§ EXERCISE REQUIREMENTS:
Every line that contains "cloud" counts once; give the total number of such lines, with no other words.

-- begin DATA RECORDS --

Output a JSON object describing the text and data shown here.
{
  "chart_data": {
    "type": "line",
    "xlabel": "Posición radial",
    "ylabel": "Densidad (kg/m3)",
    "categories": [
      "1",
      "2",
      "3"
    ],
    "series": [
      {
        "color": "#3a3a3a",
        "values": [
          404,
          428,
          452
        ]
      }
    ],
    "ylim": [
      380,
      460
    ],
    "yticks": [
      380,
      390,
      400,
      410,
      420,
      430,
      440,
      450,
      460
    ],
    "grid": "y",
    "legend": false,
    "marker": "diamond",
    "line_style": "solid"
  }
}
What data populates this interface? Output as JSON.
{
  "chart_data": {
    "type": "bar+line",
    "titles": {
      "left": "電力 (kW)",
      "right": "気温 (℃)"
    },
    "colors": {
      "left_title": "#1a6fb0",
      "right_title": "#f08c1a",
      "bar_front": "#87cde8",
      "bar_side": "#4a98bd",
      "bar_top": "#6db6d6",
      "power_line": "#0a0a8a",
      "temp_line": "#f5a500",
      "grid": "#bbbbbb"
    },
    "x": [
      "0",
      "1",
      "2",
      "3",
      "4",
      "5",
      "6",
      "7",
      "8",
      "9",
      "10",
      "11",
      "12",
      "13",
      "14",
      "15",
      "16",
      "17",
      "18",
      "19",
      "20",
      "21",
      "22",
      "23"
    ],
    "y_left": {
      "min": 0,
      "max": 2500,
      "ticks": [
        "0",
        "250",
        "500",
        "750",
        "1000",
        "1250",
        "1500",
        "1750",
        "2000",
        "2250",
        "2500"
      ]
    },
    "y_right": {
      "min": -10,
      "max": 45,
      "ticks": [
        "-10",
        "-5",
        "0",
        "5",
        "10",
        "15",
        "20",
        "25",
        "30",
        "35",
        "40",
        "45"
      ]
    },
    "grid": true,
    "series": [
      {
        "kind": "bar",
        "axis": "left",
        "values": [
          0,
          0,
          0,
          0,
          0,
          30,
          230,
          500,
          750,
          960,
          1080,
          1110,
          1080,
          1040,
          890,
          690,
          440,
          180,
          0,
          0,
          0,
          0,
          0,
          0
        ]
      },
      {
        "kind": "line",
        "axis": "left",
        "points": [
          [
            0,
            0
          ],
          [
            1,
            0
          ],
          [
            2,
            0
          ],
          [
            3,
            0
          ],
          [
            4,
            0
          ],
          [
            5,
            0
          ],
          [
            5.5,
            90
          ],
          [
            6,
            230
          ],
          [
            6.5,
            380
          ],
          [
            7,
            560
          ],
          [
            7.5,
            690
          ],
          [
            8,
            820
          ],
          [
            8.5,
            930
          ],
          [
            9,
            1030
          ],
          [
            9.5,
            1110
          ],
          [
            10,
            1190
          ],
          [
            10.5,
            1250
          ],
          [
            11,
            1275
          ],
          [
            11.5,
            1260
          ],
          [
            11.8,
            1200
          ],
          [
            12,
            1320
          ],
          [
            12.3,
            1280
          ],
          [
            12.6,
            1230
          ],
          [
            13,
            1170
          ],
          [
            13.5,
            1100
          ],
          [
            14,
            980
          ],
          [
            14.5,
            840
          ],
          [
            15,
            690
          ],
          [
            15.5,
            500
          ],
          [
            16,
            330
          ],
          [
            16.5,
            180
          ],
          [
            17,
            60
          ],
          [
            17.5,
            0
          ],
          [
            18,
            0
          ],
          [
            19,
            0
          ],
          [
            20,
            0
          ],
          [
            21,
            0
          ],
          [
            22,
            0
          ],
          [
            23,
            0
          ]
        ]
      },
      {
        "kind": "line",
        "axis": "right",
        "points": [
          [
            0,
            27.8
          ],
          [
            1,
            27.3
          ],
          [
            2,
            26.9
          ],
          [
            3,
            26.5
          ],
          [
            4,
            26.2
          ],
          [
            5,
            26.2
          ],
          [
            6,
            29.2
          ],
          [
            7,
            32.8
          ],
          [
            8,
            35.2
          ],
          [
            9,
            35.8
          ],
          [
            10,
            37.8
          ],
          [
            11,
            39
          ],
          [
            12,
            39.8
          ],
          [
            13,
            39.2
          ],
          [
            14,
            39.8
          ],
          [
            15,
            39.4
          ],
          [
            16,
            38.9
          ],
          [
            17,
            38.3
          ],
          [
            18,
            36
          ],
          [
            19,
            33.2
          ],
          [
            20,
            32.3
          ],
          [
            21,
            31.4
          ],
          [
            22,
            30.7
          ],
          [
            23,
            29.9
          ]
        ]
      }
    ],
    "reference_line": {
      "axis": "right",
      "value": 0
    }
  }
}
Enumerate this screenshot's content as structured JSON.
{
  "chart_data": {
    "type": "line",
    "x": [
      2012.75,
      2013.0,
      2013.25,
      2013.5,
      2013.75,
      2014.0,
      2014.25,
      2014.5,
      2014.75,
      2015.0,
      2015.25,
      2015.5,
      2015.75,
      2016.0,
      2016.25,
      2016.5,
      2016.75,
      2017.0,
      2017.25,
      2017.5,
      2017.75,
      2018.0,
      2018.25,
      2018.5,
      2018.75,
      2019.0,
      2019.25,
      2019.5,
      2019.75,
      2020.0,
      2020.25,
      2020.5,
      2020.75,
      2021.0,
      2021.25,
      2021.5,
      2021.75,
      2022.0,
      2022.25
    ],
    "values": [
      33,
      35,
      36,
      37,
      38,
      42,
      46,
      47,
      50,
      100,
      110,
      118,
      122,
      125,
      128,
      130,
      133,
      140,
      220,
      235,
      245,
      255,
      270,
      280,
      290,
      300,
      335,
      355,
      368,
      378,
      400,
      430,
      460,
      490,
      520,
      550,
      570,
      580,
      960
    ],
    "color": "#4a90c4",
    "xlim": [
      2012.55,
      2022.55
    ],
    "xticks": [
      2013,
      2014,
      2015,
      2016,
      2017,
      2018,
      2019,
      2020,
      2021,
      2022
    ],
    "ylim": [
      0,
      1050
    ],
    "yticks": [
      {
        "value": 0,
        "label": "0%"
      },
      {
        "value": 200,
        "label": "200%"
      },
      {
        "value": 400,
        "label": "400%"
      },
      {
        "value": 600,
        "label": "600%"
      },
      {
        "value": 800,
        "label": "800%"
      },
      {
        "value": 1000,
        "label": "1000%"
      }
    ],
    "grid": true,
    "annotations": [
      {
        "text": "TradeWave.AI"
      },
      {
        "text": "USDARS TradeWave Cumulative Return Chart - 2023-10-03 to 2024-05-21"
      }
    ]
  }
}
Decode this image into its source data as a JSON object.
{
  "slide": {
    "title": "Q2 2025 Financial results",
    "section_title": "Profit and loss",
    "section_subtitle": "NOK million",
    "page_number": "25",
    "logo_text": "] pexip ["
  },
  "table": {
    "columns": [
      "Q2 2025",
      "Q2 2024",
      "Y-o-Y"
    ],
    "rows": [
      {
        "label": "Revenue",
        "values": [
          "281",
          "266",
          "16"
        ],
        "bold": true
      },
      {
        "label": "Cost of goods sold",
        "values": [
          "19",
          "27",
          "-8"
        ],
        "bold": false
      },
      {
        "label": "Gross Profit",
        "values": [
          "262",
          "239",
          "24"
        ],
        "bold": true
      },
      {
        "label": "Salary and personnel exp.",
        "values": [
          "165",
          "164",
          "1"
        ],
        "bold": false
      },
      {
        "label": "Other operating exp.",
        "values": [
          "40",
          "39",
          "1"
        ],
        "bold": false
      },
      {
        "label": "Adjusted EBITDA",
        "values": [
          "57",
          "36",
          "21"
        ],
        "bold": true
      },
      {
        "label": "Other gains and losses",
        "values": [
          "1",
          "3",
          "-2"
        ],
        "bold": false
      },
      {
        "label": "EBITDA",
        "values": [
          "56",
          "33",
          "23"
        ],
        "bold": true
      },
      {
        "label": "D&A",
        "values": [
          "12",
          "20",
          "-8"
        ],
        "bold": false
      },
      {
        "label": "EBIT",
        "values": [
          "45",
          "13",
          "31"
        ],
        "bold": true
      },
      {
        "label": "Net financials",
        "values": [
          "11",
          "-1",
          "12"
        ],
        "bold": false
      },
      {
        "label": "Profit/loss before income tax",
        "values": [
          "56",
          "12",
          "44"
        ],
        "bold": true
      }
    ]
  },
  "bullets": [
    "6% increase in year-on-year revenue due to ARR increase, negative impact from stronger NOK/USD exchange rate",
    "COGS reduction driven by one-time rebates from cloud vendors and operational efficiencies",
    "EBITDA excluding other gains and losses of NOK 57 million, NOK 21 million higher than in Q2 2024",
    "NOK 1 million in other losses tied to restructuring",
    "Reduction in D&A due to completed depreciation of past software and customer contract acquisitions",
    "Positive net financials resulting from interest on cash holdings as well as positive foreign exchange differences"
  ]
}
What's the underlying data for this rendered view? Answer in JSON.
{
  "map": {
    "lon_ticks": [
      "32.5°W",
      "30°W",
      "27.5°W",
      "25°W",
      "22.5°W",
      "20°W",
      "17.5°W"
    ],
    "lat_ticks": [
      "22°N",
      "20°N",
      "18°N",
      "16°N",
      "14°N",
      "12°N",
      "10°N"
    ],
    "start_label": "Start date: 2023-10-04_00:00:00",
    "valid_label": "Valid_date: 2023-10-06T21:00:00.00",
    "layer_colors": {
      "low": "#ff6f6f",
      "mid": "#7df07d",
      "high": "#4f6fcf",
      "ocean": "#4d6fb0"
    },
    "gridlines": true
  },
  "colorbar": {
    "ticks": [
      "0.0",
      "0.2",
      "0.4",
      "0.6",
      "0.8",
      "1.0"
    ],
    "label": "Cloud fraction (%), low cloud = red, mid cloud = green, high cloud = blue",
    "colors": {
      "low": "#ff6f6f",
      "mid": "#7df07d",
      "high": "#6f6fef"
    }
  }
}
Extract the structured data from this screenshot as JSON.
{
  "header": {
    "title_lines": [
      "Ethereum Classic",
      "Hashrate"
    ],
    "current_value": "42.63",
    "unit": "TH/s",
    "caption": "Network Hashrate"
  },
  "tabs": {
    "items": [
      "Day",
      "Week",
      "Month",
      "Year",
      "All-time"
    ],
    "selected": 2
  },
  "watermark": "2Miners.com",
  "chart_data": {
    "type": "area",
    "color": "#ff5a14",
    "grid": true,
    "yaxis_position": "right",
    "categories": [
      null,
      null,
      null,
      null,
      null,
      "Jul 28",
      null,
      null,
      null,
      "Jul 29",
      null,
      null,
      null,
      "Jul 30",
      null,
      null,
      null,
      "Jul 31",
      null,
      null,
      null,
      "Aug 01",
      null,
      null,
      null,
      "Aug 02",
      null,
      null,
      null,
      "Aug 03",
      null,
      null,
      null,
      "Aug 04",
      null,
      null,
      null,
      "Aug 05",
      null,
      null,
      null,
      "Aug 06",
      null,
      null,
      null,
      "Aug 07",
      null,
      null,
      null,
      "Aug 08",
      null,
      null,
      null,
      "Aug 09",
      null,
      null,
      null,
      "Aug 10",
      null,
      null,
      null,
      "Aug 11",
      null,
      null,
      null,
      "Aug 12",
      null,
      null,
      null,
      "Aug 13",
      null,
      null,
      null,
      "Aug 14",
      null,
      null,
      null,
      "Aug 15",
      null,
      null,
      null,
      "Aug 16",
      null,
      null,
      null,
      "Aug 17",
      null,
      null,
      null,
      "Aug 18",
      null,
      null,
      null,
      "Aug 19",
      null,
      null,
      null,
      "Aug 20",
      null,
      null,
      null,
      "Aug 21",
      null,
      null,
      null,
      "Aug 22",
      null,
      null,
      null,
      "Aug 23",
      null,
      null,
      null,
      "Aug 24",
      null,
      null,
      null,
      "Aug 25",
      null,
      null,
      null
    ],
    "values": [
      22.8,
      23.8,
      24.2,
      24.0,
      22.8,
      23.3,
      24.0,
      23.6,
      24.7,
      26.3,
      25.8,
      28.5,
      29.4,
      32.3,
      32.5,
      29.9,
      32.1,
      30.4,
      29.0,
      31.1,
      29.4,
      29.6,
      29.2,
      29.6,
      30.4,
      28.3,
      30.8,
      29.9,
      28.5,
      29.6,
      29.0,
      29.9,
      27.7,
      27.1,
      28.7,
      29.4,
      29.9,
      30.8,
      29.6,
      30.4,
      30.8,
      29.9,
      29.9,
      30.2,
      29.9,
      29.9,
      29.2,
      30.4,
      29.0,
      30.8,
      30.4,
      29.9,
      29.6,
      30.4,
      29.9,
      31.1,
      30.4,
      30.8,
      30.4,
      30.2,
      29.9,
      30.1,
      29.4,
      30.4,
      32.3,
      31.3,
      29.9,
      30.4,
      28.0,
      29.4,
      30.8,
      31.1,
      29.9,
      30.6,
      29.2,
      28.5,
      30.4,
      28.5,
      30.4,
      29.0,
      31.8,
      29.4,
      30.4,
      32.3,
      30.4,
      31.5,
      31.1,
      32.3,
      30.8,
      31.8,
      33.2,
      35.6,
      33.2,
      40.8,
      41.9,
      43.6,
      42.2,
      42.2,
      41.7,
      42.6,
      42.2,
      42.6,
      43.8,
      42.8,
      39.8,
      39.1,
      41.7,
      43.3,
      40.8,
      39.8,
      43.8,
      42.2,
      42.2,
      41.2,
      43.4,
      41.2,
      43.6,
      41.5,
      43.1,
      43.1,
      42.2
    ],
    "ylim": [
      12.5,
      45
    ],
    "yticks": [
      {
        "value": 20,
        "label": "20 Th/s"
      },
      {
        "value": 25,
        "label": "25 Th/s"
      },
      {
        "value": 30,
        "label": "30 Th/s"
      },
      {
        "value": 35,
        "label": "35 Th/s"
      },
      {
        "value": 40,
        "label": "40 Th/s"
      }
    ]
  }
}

-- end DATA RECORDS --

§ EXERCISE SOLUTION:
2